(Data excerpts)

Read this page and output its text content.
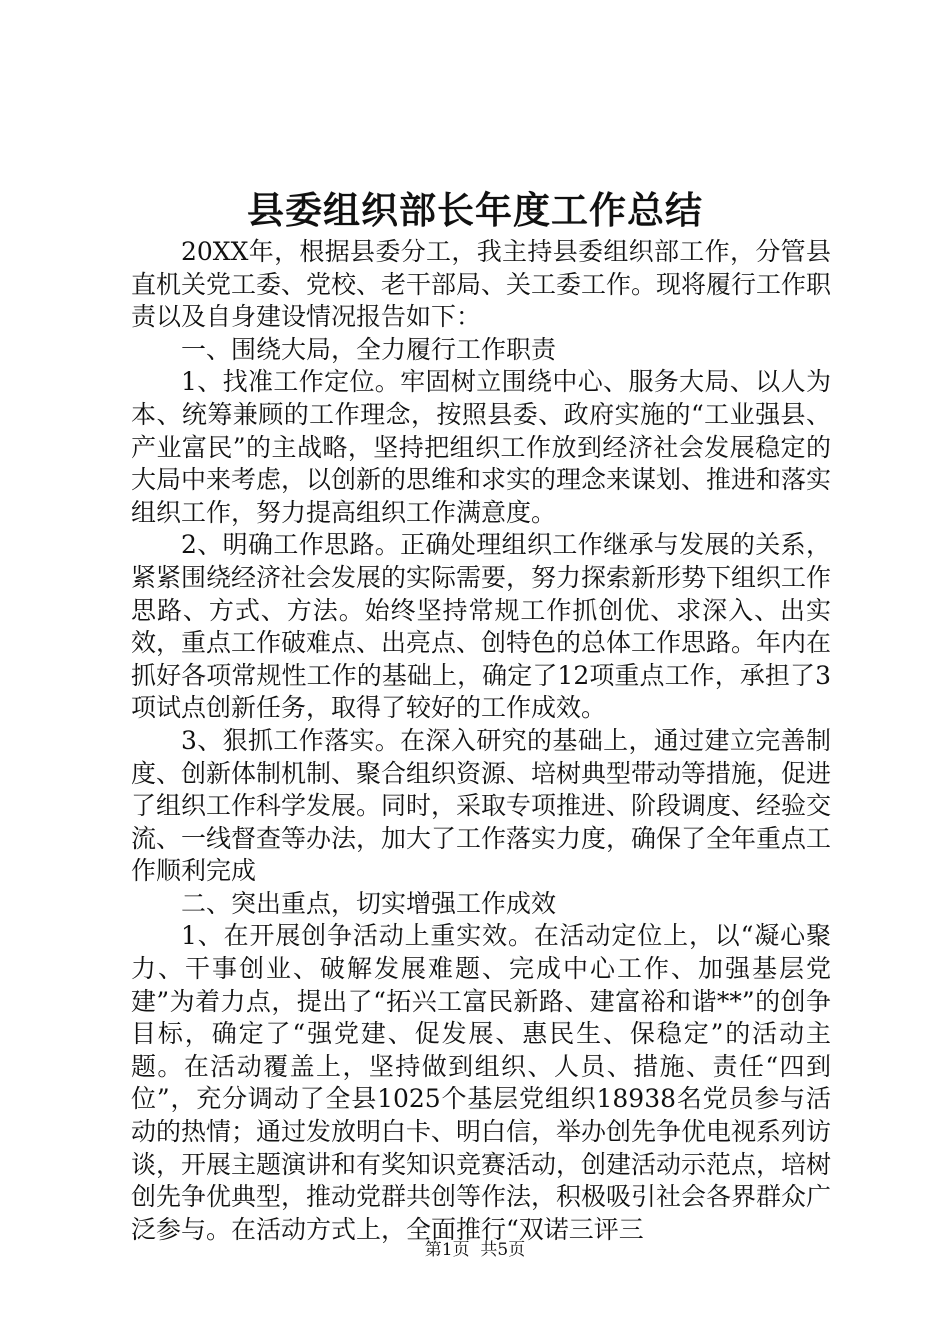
县委组织部长年度工作总结

20XX年，根据县委分工，我主持县委组织部工作，分管县直机关党工委、党校、老干部局、关工委工作。现将履行工作职责以及自身建设情况报告如下：

一、围绕大局，全力履行工作职责

1、找准工作定位。牢固树立围绕中心、服务大局、以人为本、统筹兼顾的工作理念，按照县委、政府实施的“工业强县、产业富民”的主战略，坚持把组织工作放到经济社会发展稳定的大局中来考虑，以创新的思维和求实的理念来谋划、推进和落实组织工作，努力提高组织工作满意度。

2、明确工作思路。正确处理组织工作继承与发展的关系，紧紧围绕经济社会发展的实际需要，努力探索新形势下组织工作思路、方式、方法。始终坚持常规工作抓创优、求深入、出实效，重点工作破难点、出亮点、创特色的总体工作思路。年内在抓好各项常规性工作的基础上，确定了12项重点工作，承担了3项试点创新任务，取得了较好的工作成效。

3、狠抓工作落实。在深入研究的基础上，通过建立完善制度、创新体制机制、聚合组织资源、培树典型带动等措施，促进了组织工作科学发展。同时，采取专项推进、阶段调度、经验交流、一线督查等办法，加大了工作落实力度，确保了全年重点工作顺利完成

二、突出重点，切实增强工作成效

1、在开展创争活动上重实效。在活动定位上，以“凝心聚力、干事创业、破解发展难题、完成中心工作、加强基层党建”为着力点，提出了“拓兴工富民新路、建富裕和谐**”的创争目标，确定了“强党建、促发展、惠民生、保稳定”的活动主题。在活动覆盖上，坚持做到组织、人员、措施、责任“四到位”，充分调动了全县1025个基层党组织18938名党员参与活动的热情；通过发放明白卡、明白信，举办创先争优电视系列访谈，开展主题演讲和有奖知识竞赛活动，创建活动示范点，培树创先争优典型，推动党群共创等作法，积极吸引社会各界群众广泛参与。在活动方式上，全面推行“双诺三评三

第1页 共5页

> **TASK REQUIREMENTS**:
Copy out every line of the material above exactly, skipping the pictures.

> **WRITTEN RESPONSE**:
Read this page and output its text content.
县委组织部长年度工作总结

20XX年，根据县委分工，我主持县委组织部工作，分管县直机关党工委、党校、老干部局、关工委工作。现将履行工作职责以及自身建设情况报告如下：

一、围绕大局，全力履行工作职责

1、找准工作定位。牢固树立围绕中心、服务大局、以人为本、统筹兼顾的工作理念，按照县委、政府实施的“工业强县、产业富民”的主战略，坚持把组织工作放到经济社会发展稳定的大局中来考虑，以创新的思维和求实的理念来谋划、推进和落实组织工作，努力提高组织工作满意度。

2、明确工作思路。正确处理组织工作继承与发展的关系，紧紧围绕经济社会发展的实际需要，努力探索新形势下组织工作思路、方式、方法。始终坚持常规工作抓创优、求深入、出实效，重点工作破难点、出亮点、创特色的总体工作思路。年内在抓好各项常规性工作的基础上，确定了12项重点工作，承担了3项试点创新任务，取得了较好的工作成效。

3、狠抓工作落实。在深入研究的基础上，通过建立完善制度、创新体制机制、聚合组织资源、培树典型带动等措施，促进了组织工作科学发展。同时，采取专项推进、阶段调度、经验交流、一线督查等办法，加大了工作落实力度，确保了全年重点工作顺利完成

二、突出重点，切实增强工作成效

1、在开展创争活动上重实效。在活动定位上，以“凝心聚力、干事创业、破解发展难题、完成中心工作、加强基层党建”为着力点，提出了“拓兴工富民新路、建富裕和谐**”的创争目标，确定了“强党建、促发展、惠民生、保稳定”的活动主题。在活动覆盖上，坚持做到组织、人员、措施、责任“四到位”，充分调动了全县1025个基层党组织18938名党员参与活动的热情；通过发放明白卡、明白信，举办创先争优电视系列访谈，开展主题演讲和有奖知识竞赛活动，创建活动示范点，培树创先争优典型，推动党群共创等作法，积极吸引社会各界群众广泛参与。在活动方式上，全面推行“双诺三评三

第1页 共5页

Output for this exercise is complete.